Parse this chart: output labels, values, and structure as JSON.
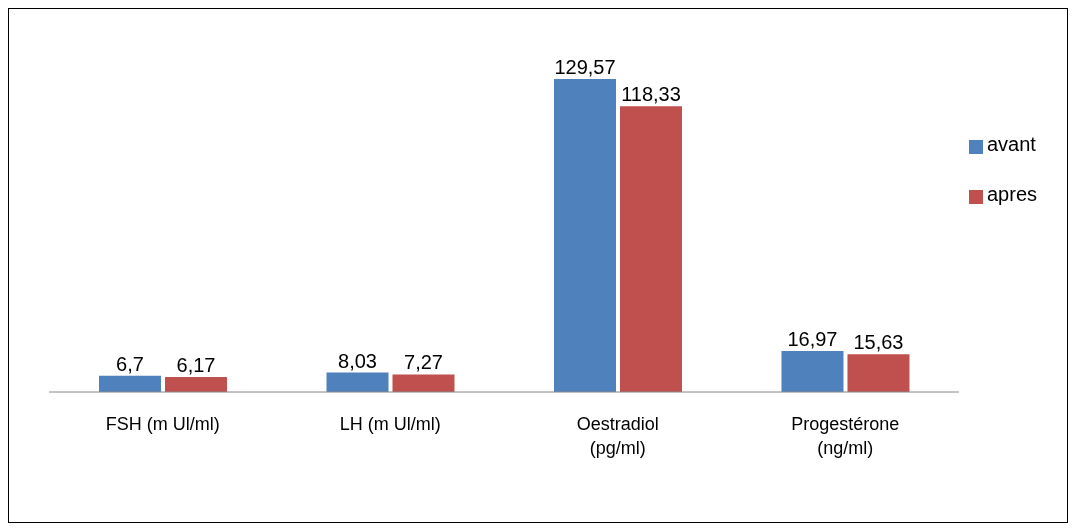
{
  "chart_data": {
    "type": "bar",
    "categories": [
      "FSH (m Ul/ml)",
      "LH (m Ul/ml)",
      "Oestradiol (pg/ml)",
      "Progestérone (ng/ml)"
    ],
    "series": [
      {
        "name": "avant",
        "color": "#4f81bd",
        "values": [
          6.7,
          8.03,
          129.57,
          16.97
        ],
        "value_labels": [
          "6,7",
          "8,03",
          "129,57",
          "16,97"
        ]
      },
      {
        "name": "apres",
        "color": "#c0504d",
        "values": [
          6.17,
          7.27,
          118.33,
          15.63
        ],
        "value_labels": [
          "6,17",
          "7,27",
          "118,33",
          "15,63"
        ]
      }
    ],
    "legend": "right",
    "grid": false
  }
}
......
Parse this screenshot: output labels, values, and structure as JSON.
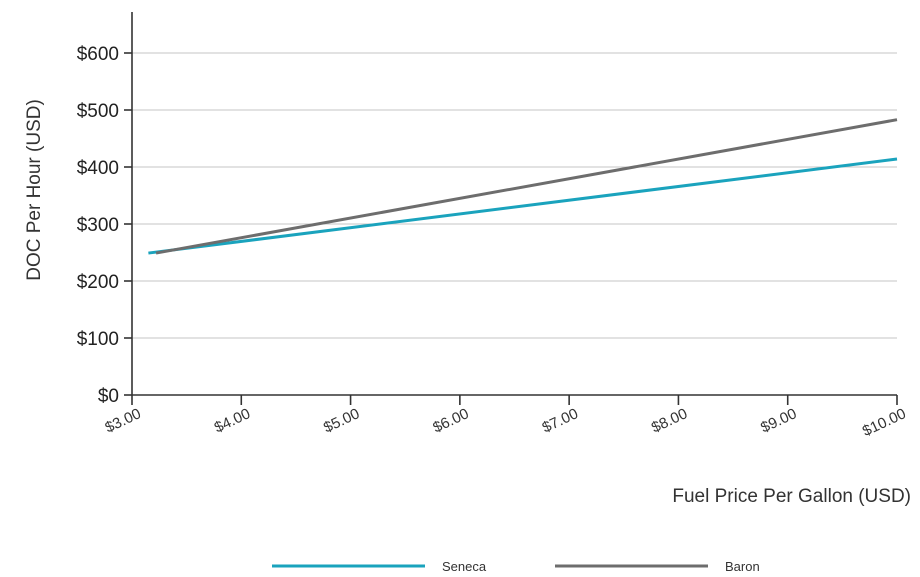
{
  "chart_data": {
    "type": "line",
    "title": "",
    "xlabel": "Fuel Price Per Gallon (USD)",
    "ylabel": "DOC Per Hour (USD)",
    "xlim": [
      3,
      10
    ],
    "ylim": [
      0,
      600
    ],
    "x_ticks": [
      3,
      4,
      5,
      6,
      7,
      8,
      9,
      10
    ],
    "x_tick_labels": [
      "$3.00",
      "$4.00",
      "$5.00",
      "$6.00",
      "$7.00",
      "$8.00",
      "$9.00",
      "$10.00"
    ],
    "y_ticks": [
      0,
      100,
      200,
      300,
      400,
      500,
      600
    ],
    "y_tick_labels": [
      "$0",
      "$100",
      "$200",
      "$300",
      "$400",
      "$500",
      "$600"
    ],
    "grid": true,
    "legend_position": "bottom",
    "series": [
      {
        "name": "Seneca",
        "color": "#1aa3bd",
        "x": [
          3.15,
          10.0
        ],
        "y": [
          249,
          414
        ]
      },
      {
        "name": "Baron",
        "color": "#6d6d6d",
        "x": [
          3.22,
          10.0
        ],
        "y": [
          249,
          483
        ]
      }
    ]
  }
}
......
Problem details
Every line that holds the word "JSON" should be extracted.

Exercise response
Parse this chart: output labels, values, and structure as JSON.
Parse this screenshot: output labels, values, and structure as JSON.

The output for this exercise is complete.